* Problem: Filter the entries for the word "centrifuge". Copy each line that has it.
*** Begin section ***
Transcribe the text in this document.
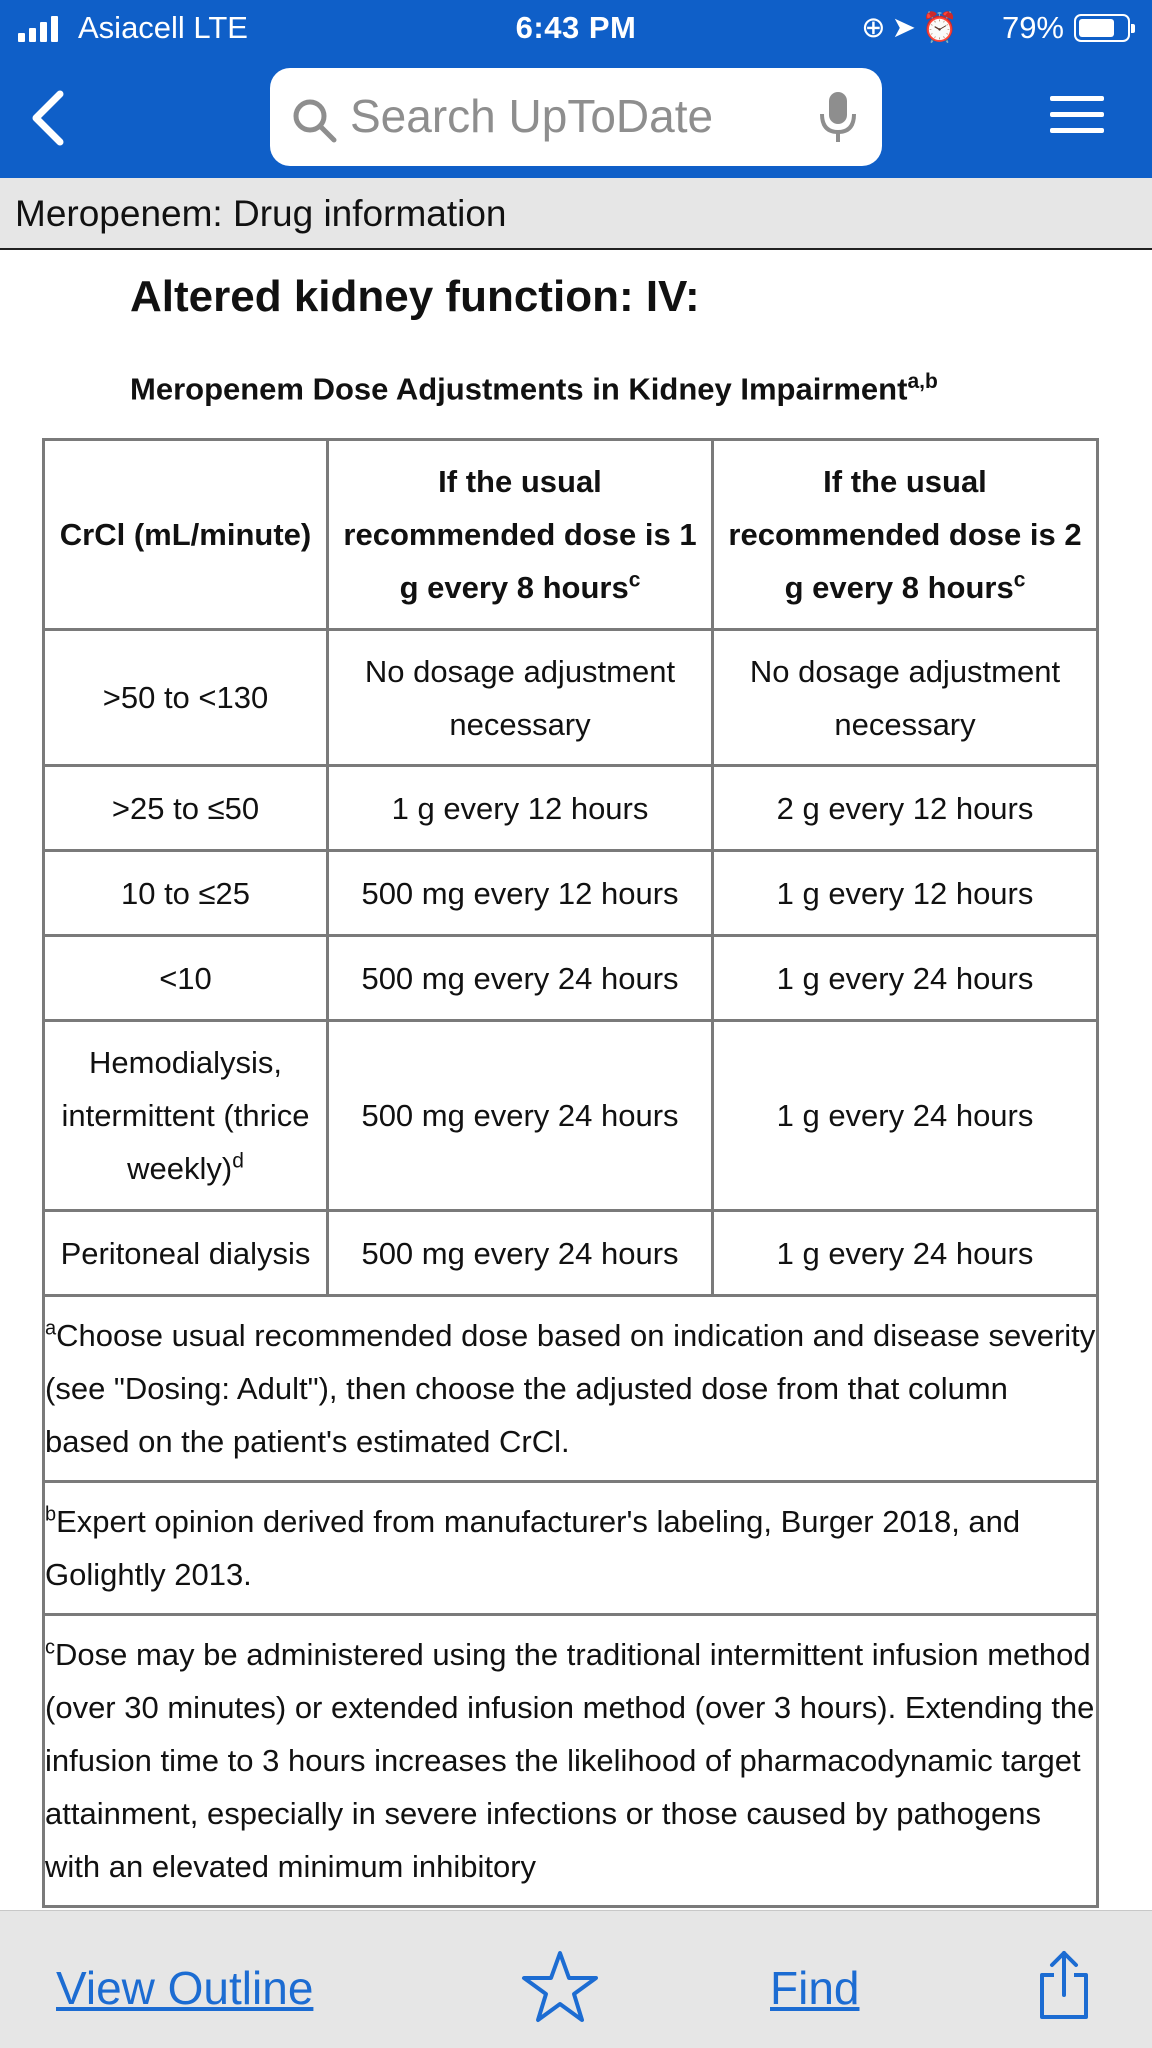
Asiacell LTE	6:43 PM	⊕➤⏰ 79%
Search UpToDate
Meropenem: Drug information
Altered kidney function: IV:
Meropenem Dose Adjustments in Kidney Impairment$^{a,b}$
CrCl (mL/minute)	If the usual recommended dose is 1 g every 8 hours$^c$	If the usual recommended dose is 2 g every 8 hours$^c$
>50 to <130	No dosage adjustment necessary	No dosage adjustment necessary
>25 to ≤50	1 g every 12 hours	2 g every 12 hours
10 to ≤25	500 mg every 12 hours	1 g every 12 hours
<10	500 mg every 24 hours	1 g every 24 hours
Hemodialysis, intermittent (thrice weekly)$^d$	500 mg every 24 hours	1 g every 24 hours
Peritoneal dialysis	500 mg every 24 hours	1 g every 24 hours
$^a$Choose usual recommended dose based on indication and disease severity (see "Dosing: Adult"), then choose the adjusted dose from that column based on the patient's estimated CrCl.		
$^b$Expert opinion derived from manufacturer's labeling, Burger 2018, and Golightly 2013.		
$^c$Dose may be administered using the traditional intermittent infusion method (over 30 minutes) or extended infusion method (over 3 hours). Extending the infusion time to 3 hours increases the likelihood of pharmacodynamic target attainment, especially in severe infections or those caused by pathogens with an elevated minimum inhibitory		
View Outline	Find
*** End section ***
*** Begin section ***
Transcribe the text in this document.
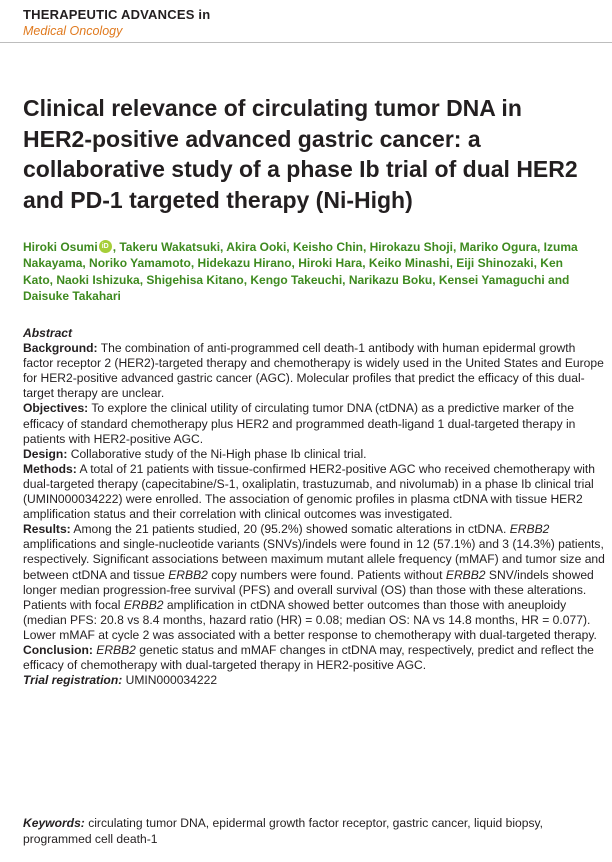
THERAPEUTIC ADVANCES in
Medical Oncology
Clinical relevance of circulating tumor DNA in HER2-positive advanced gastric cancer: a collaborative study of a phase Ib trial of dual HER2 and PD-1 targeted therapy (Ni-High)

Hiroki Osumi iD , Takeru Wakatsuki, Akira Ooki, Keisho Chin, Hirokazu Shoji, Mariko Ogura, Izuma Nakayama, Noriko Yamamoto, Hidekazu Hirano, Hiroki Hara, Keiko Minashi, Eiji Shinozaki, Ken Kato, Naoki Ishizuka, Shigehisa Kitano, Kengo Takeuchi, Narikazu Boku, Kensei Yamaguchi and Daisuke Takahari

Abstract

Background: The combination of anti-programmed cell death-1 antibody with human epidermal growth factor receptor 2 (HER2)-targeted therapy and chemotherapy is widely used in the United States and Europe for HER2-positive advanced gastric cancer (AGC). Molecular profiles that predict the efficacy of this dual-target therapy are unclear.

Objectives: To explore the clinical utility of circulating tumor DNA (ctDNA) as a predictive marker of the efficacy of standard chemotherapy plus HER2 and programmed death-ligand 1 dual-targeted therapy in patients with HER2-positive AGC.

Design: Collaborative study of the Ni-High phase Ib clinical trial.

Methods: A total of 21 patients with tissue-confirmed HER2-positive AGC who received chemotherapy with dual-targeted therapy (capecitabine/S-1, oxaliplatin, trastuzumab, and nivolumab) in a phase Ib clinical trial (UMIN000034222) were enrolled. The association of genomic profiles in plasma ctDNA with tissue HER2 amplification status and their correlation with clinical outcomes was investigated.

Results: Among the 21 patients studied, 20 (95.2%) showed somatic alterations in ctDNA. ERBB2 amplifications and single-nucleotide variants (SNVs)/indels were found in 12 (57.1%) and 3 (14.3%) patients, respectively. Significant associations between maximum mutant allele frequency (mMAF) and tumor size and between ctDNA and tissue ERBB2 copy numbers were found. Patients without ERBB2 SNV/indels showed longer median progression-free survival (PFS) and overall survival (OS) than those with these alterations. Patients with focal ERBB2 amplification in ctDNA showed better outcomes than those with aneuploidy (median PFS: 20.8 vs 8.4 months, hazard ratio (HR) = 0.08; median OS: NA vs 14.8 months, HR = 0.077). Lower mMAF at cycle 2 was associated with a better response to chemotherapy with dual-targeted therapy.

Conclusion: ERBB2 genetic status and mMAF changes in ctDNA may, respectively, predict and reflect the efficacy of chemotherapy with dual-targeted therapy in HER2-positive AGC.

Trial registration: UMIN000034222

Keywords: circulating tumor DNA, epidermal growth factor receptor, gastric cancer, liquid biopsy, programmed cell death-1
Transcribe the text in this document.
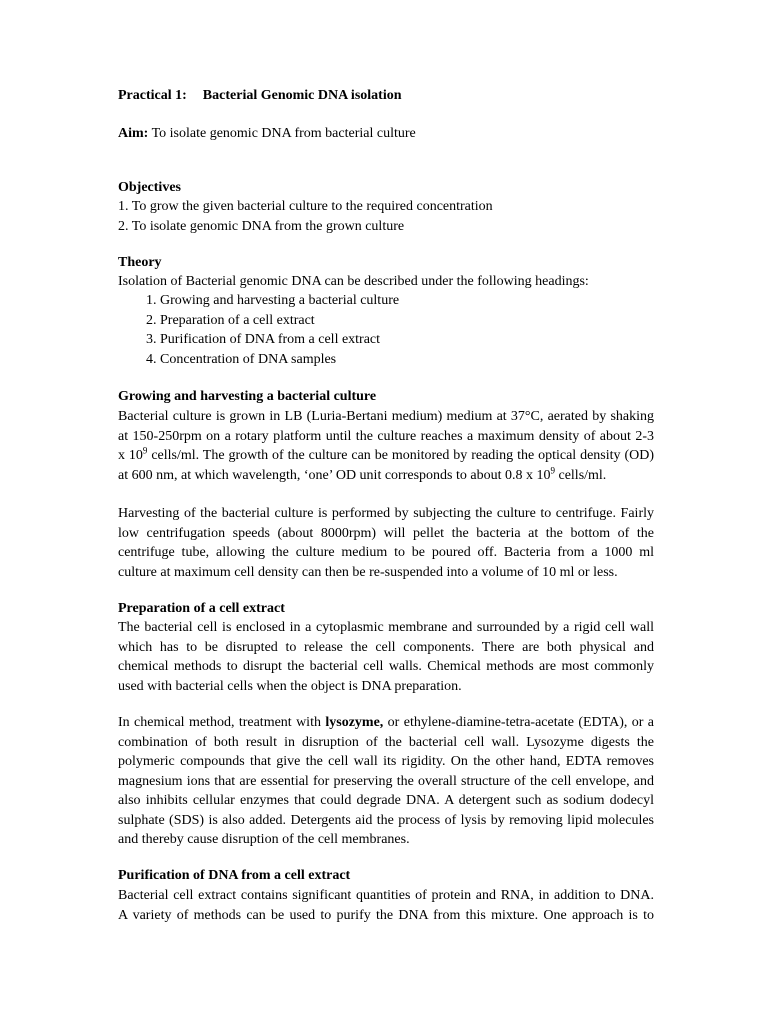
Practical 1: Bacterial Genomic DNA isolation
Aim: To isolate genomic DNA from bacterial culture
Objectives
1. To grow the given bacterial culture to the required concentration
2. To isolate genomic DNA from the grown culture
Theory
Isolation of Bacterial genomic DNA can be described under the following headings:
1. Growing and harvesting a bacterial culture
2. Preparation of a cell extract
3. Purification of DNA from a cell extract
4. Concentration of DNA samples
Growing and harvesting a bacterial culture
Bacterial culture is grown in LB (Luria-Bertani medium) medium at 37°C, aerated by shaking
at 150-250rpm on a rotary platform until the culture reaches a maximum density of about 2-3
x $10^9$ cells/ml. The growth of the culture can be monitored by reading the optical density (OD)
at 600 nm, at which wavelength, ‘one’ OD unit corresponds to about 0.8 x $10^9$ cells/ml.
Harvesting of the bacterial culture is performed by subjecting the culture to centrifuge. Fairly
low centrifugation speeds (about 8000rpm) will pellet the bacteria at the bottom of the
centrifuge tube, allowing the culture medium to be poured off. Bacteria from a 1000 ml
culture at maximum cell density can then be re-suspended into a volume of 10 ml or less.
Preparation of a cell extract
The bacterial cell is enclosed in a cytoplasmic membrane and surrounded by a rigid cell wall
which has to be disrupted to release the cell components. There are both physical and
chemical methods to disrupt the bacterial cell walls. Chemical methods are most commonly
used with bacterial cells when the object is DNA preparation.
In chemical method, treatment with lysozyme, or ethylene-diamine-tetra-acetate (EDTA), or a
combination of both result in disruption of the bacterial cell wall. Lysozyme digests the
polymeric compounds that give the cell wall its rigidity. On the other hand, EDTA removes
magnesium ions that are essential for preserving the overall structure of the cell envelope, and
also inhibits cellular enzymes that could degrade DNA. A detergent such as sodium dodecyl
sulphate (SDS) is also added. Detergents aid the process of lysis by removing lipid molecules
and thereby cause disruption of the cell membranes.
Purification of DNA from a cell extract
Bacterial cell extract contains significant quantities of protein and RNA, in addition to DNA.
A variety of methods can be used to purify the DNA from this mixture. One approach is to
*** End section ***
*** Begin section ***
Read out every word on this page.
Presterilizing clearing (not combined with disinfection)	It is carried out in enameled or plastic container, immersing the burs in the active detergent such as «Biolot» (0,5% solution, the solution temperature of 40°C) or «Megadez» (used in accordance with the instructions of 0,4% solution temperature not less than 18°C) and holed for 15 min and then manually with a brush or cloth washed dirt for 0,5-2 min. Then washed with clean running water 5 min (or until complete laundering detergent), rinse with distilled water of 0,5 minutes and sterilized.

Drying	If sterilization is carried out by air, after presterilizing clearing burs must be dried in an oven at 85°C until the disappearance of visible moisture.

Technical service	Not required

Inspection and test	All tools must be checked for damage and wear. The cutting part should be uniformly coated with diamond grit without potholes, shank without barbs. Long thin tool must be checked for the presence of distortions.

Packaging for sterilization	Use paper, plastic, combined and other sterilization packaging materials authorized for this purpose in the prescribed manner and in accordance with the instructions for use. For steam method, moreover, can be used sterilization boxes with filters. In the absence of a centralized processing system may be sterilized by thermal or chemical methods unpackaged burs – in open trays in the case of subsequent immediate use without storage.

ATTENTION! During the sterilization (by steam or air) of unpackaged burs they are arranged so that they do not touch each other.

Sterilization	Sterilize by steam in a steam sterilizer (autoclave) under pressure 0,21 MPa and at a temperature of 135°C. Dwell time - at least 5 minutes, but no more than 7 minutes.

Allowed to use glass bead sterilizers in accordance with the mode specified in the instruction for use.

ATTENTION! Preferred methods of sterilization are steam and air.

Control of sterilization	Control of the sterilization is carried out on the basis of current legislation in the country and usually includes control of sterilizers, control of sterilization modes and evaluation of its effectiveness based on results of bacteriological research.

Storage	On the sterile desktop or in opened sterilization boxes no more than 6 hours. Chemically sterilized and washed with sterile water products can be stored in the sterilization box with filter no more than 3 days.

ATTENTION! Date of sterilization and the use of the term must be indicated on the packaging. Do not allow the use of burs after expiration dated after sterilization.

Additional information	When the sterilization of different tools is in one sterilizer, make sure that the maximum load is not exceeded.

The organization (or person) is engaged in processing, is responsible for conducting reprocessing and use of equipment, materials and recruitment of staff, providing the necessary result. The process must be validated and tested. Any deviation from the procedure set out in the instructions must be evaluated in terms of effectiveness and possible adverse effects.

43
*** End section ***
* Written solution:
Harvesting of the bacterial culture is performed by subjecting the culture to centrifuge. Fairly
centrifuge tube, allowing the culture medium to be poured off. Bacteria from a 1000 ml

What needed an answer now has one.